Problem:
Copy the material below, replacing every "data-point" with "marker" and leaving everything else unchanged.

##### Provided records

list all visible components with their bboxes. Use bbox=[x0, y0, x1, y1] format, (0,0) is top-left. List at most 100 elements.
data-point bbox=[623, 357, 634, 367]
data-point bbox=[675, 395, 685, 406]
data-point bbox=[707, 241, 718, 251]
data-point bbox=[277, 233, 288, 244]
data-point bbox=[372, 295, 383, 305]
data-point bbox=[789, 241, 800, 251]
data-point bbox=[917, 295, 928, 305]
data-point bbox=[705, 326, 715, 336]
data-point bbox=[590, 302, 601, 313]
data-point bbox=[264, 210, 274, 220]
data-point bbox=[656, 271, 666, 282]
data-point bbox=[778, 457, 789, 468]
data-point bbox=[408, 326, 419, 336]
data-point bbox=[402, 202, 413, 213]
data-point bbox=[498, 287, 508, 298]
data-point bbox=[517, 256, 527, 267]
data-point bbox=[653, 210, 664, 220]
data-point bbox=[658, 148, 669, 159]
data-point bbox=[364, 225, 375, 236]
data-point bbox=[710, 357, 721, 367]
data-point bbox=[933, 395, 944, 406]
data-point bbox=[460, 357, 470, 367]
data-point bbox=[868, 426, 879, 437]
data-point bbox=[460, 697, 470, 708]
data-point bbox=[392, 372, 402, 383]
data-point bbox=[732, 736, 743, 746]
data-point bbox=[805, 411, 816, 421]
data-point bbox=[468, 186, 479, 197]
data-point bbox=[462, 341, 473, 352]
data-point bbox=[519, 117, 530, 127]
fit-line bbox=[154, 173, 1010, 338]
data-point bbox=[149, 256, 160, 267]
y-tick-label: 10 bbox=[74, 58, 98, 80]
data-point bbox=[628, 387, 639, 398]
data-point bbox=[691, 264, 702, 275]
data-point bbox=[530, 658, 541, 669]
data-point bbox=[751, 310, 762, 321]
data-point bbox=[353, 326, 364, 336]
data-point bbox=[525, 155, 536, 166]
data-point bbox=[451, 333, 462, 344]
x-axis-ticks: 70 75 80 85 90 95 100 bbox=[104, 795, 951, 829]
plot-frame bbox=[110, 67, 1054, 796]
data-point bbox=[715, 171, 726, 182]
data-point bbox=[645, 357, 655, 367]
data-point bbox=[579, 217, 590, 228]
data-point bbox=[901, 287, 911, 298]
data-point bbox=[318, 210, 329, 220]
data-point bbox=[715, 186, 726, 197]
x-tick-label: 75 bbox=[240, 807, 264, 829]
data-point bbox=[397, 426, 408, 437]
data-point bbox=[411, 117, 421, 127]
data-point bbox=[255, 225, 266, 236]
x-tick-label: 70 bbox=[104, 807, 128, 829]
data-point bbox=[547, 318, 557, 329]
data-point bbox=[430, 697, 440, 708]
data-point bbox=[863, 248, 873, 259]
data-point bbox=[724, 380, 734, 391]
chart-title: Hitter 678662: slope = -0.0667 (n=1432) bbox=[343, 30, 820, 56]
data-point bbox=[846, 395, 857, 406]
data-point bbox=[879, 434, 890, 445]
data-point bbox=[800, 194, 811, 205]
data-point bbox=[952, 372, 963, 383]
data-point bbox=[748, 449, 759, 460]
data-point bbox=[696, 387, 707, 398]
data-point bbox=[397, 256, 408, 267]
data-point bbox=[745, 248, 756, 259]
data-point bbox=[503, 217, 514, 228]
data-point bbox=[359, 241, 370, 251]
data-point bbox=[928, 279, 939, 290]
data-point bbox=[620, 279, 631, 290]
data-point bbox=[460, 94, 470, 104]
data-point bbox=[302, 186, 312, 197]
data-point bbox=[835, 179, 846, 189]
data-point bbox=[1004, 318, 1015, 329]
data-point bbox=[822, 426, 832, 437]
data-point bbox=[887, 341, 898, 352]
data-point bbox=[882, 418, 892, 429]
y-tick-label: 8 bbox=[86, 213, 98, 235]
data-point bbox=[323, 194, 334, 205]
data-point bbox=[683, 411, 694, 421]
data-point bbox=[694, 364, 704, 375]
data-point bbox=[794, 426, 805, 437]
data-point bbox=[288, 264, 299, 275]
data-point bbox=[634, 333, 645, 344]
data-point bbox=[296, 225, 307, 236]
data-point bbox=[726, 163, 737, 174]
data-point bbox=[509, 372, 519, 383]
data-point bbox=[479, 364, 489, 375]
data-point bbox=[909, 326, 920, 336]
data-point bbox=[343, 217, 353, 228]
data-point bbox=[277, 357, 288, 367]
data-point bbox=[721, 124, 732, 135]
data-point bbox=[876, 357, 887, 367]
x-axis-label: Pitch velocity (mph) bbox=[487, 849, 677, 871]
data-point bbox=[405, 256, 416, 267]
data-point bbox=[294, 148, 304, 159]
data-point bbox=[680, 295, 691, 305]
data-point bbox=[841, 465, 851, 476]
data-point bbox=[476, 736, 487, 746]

##########

Solution for this problem:
list all visible components with their bboxes. Use bbox=[x0, y0, x1, y1] format, (0,0) is top-left. List at most 100 elements.
marker bbox=[623, 357, 634, 367]
marker bbox=[675, 395, 685, 406]
marker bbox=[707, 241, 718, 251]
marker bbox=[277, 233, 288, 244]
marker bbox=[372, 295, 383, 305]
marker bbox=[789, 241, 800, 251]
marker bbox=[917, 295, 928, 305]
marker bbox=[705, 326, 715, 336]
marker bbox=[590, 302, 601, 313]
marker bbox=[264, 210, 274, 220]
marker bbox=[656, 271, 666, 282]
marker bbox=[778, 457, 789, 468]
marker bbox=[408, 326, 419, 336]
marker bbox=[402, 202, 413, 213]
marker bbox=[498, 287, 508, 298]
marker bbox=[517, 256, 527, 267]
marker bbox=[653, 210, 664, 220]
marker bbox=[658, 148, 669, 159]
marker bbox=[364, 225, 375, 236]
marker bbox=[710, 357, 721, 367]
marker bbox=[933, 395, 944, 406]
marker bbox=[460, 357, 470, 367]
marker bbox=[868, 426, 879, 437]
marker bbox=[460, 697, 470, 708]
marker bbox=[392, 372, 402, 383]
marker bbox=[732, 736, 743, 746]
marker bbox=[805, 411, 816, 421]
marker bbox=[468, 186, 479, 197]
marker bbox=[462, 341, 473, 352]
marker bbox=[519, 117, 530, 127]
fit-line bbox=[154, 173, 1010, 338]
marker bbox=[149, 256, 160, 267]
y-tick-label: 10 bbox=[74, 58, 98, 80]
marker bbox=[628, 387, 639, 398]
marker bbox=[691, 264, 702, 275]
marker bbox=[530, 658, 541, 669]
marker bbox=[751, 310, 762, 321]
marker bbox=[353, 326, 364, 336]
marker bbox=[525, 155, 536, 166]
marker bbox=[451, 333, 462, 344]
x-axis-ticks: 70 75 80 85 90 95 100 bbox=[104, 795, 951, 829]
plot-frame bbox=[110, 67, 1054, 796]
marker bbox=[715, 171, 726, 182]
marker bbox=[645, 357, 655, 367]
marker bbox=[579, 217, 590, 228]
marker bbox=[901, 287, 911, 298]
marker bbox=[318, 210, 329, 220]
marker bbox=[715, 186, 726, 197]
x-tick-label: 75 bbox=[240, 807, 264, 829]
marker bbox=[397, 426, 408, 437]
marker bbox=[411, 117, 421, 127]
marker bbox=[255, 225, 266, 236]
x-tick-label: 70 bbox=[104, 807, 128, 829]
marker bbox=[547, 318, 557, 329]
marker bbox=[430, 697, 440, 708]
marker bbox=[863, 248, 873, 259]
marker bbox=[724, 380, 734, 391]
chart-title: Hitter 678662: slope = -0.0667 (n=1432) bbox=[343, 30, 820, 56]
marker bbox=[846, 395, 857, 406]
marker bbox=[879, 434, 890, 445]
marker bbox=[800, 194, 811, 205]
marker bbox=[952, 372, 963, 383]
marker bbox=[748, 449, 759, 460]
marker bbox=[696, 387, 707, 398]
marker bbox=[397, 256, 408, 267]
marker bbox=[745, 248, 756, 259]
marker bbox=[503, 217, 514, 228]
marker bbox=[359, 241, 370, 251]
marker bbox=[928, 279, 939, 290]
marker bbox=[620, 279, 631, 290]
marker bbox=[460, 94, 470, 104]
marker bbox=[302, 186, 312, 197]
marker bbox=[835, 179, 846, 189]
marker bbox=[1004, 318, 1015, 329]
marker bbox=[822, 426, 832, 437]
marker bbox=[887, 341, 898, 352]
marker bbox=[882, 418, 892, 429]
y-tick-label: 8 bbox=[86, 213, 98, 235]
marker bbox=[323, 194, 334, 205]
marker bbox=[683, 411, 694, 421]
marker bbox=[694, 364, 704, 375]
marker bbox=[794, 426, 805, 437]
marker bbox=[288, 264, 299, 275]
marker bbox=[634, 333, 645, 344]
marker bbox=[296, 225, 307, 236]
marker bbox=[726, 163, 737, 174]
marker bbox=[509, 372, 519, 383]
marker bbox=[479, 364, 489, 375]
marker bbox=[909, 326, 920, 336]
marker bbox=[343, 217, 353, 228]
marker bbox=[277, 357, 288, 367]
marker bbox=[721, 124, 732, 135]
marker bbox=[876, 357, 887, 367]
x-axis-label: Pitch velocity (mph) bbox=[487, 849, 677, 871]
marker bbox=[405, 256, 416, 267]
marker bbox=[294, 148, 304, 159]
marker bbox=[680, 295, 691, 305]
marker bbox=[841, 465, 851, 476]
marker bbox=[476, 736, 487, 746]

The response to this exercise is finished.